++++ 文書本文 ++++

ケイチャン
【2022年17冊目】
今回ご紹介する一冊は、
川村元気 著
『神曲』です。
もくじ
【感想】「悲しみに心が潰れてしまう」
ありふれた日常、それは
かりそめなものなのかも知れません
そう、大海に浮いた板の上で生きていて
ちょっと波が高くなったら転覆してしまう
僕達が生きる世界とはそんなものなのかも
小学生の息子を送っていく
笑顔で学校の前で別れて
元気に走る姿を見ていたら
通り魔に刺されて死んでしまった・・
不意に消えてしまった日常に
家族の絆は壊れてしまう
子供を失った家族がたどり着いたのは
美しい歌を歌う宗教団体だった
子供を惨殺されて
壊れてしまった家族の
救済と再生の物語です
弱い、父
どこかぼうっとしていて
何事も他人事のように
当事者意識と主体性に欠ける
弱い人
頼りない父にイライラします
インチキ臭いセラピーに助けを求めたり
妻が望むから宗教を信じるふりをしたり
嫌なことを聞きたくないから
娘の話を聞かない
でも家庭が崩壊しつつあるのを
上手く取り纏める人なんて
どこにいるのでしょうか?

++++

取り組む課題
『神曲』の感想文で、頼りない父の振る舞いとして挙げられている行動をすべて書き出せ。

++++ 項目の抜粋 ++++

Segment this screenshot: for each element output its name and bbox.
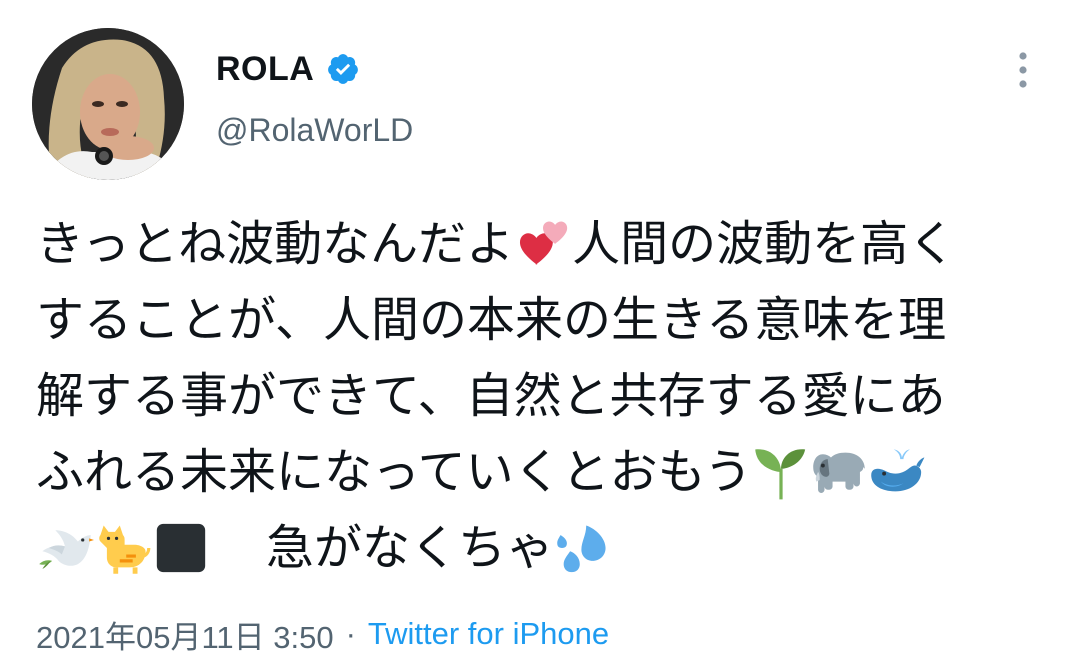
tweet-meta: 2021年05月11日 3:50 · Twitter for iPhone (36, 612, 609, 656)
tweet-text-segment: きっとね波動なんだよ (36, 216, 515, 272)
avatar-photo (32, 28, 184, 180)
tweet-text-segment: ふれる未来になっていくとおもう (36, 444, 753, 500)
tweet-text-segment: することが、人間の本来の生きる意味を理 (36, 292, 947, 348)
black-square-icon (152, 519, 210, 577)
avatar[interactable] (32, 28, 184, 180)
tweet-source-link[interactable]: Twitter for iPhone (368, 616, 609, 652)
tweet-text: きっとね波動なんだよ 人間の波動を高くすることが、人間の本来の生きる意味を理 解する… (36, 206, 1046, 586)
tweet-line: ふれる未来になっていくとおもう (36, 434, 1046, 510)
tweet-line: きっとね波動なんだよ 人間の波動を高く (36, 206, 1046, 282)
author-handle[interactable]: @RolaWorLD (216, 112, 413, 149)
display-name[interactable]: ROLA (216, 50, 314, 89)
tweet-text-segment: 解する事ができて、自然と共存する愛にあ (36, 368, 946, 424)
seedling-icon (752, 443, 810, 501)
more-options-icon[interactable] (1006, 46, 1040, 94)
tweet-line: 急がなくちゃ (36, 510, 1046, 586)
tweet-text-segment: 急がなくちゃ (266, 520, 555, 576)
elephant-icon (810, 443, 868, 501)
tweet: ROLA @RolaWorLD きっとね波動なんだよ 人間の波動を高くすることが、… (0, 0, 1080, 672)
tweet-line: 解する事ができて、自然と共存する愛にあ (36, 358, 1046, 434)
author-name-row[interactable]: ROLA (216, 44, 360, 94)
sweat-droplets-icon (554, 519, 612, 577)
spouting-whale-icon (868, 443, 926, 501)
cat-icon (94, 519, 152, 577)
tweet-text-segment: 人間の波動を高く (572, 216, 957, 272)
tweet-timestamp[interactable]: 2021年05月11日 3:50 (36, 612, 334, 657)
meta-separator: · (345, 616, 356, 651)
two-hearts-icon (514, 215, 572, 273)
tweet-line: することが、人間の本来の生きる意味を理 (36, 282, 1046, 358)
dove-icon (36, 519, 94, 577)
verified-badge-icon (326, 52, 360, 86)
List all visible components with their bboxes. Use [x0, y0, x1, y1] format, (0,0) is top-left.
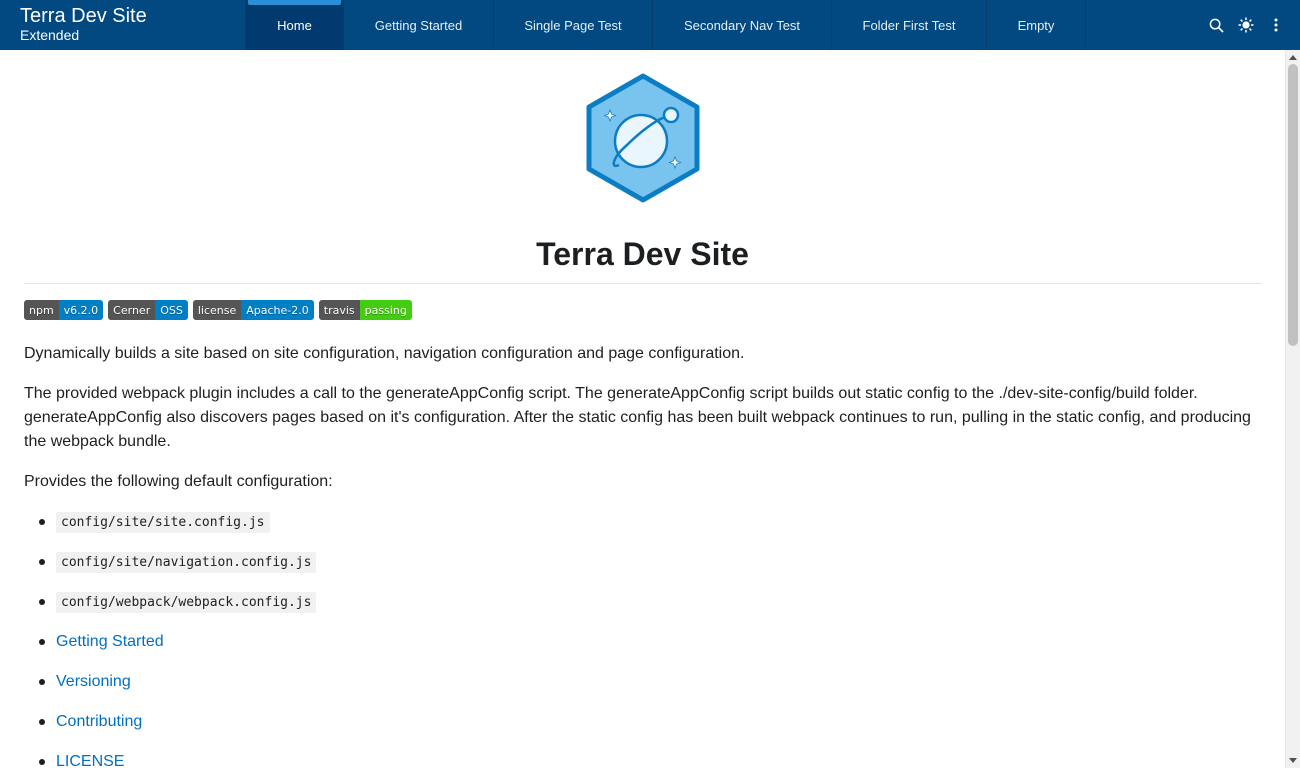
- site-title: Terra Dev Site: [20, 5, 147, 27]
- scrollbar-thumb[interactable]: [1288, 64, 1298, 346]
- theme-icon[interactable]: [1238, 17, 1254, 33]
- badge-row: npm v6.2.0 Cerner OSS license Apache-2.0…: [24, 300, 412, 320]
- tab-empty[interactable]: Empty: [987, 0, 1086, 50]
- getting-started-link[interactable]: Getting Started: [56, 633, 164, 650]
- tab-label: Getting Started: [374, 17, 463, 33]
- config-intro-paragraph: Provides the following default configura…: [24, 473, 333, 490]
- tab-single-page-test[interactable]: Single Page Test: [494, 0, 653, 50]
- search-icon[interactable]: [1208, 17, 1224, 33]
- versioning-link[interactable]: Versioning: [56, 673, 131, 690]
- terra-logo-icon: [585, 73, 701, 203]
- site-subtitle: Extended: [20, 27, 80, 43]
- main-content[interactable]: Terra Dev Site npm v6.2.0 Cerner OSS lic…: [0, 50, 1285, 768]
- list-item: config/webpack/webpack.config.js: [24, 590, 1261, 630]
- badge-label: license: [192, 300, 242, 320]
- cerner-oss-badge[interactable]: Cerner OSS: [108, 300, 188, 320]
- scroll-down-arrow-icon[interactable]: [1289, 758, 1297, 763]
- badge-value: v6.2.0: [58, 300, 104, 320]
- config-path: config/site/navigation.config.js: [56, 552, 317, 573]
- list-item: Contributing: [24, 710, 1261, 750]
- badge-value: passing: [359, 300, 412, 320]
- config-list: config/site/site.config.js config/site/n…: [24, 510, 1261, 768]
- app-header: Terra Dev Site Extended Home Getting Sta…: [0, 0, 1300, 50]
- intro-paragraph: Dynamically builds a site based on site …: [24, 345, 745, 362]
- npm-version-badge[interactable]: npm v6.2.0: [24, 300, 104, 320]
- badge-value: Apache-2.0: [241, 300, 314, 320]
- page-title: Terra Dev Site: [536, 236, 749, 272]
- badge-value: OSS: [155, 300, 188, 320]
- badge-label: npm: [24, 300, 59, 320]
- more-vertical-icon[interactable]: [1268, 17, 1284, 33]
- tab-label: Secondary Nav Test: [683, 17, 801, 33]
- contributing-link[interactable]: Contributing: [56, 713, 142, 730]
- badge-label: Cerner: [108, 300, 156, 320]
- list-item: Getting Started: [24, 630, 1261, 670]
- tab-label: Empty: [1017, 17, 1055, 33]
- header-utility-icons: [1208, 0, 1284, 50]
- primary-nav: Home Getting Started Single Page Test Se…: [246, 0, 1086, 50]
- tab-label: Single Page Test: [524, 17, 622, 33]
- config-path: config/webpack/webpack.config.js: [56, 592, 317, 613]
- tab-label: Folder First Test: [862, 17, 956, 33]
- title-divider: [24, 283, 1261, 284]
- webpack-paragraph: The provided webpack plugin includes a c…: [24, 385, 1251, 450]
- list-item: LICENSE: [24, 750, 1261, 768]
- license-link[interactable]: LICENSE: [56, 753, 124, 768]
- tab-label: Home: [277, 17, 312, 33]
- site-brand[interactable]: Terra Dev Site Extended: [0, 0, 246, 50]
- tab-secondary-nav-test[interactable]: Secondary Nav Test: [653, 0, 832, 50]
- license-badge[interactable]: license Apache-2.0: [192, 300, 314, 320]
- list-item: config/site/site.config.js: [24, 510, 1261, 550]
- list-item: config/site/navigation.config.js: [24, 550, 1261, 590]
- tab-folder-first-test[interactable]: Folder First Test: [832, 0, 987, 50]
- config-path: config/site/site.config.js: [56, 512, 270, 533]
- vertical-scrollbar[interactable]: [1285, 50, 1300, 768]
- badge-label: travis: [318, 300, 360, 320]
- tab-getting-started[interactable]: Getting Started: [344, 0, 494, 50]
- tab-home[interactable]: Home: [246, 0, 344, 50]
- scroll-up-arrow-icon[interactable]: [1289, 55, 1297, 60]
- travis-build-badge[interactable]: travis passing: [318, 300, 412, 320]
- list-item: Versioning: [24, 670, 1261, 710]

++++

記述解答
・インチキ臭いセラピーに助けを求める
・妻が望むから宗教を信じるふりをする
・嫌なことを聞きたくないから娘の話を聞かない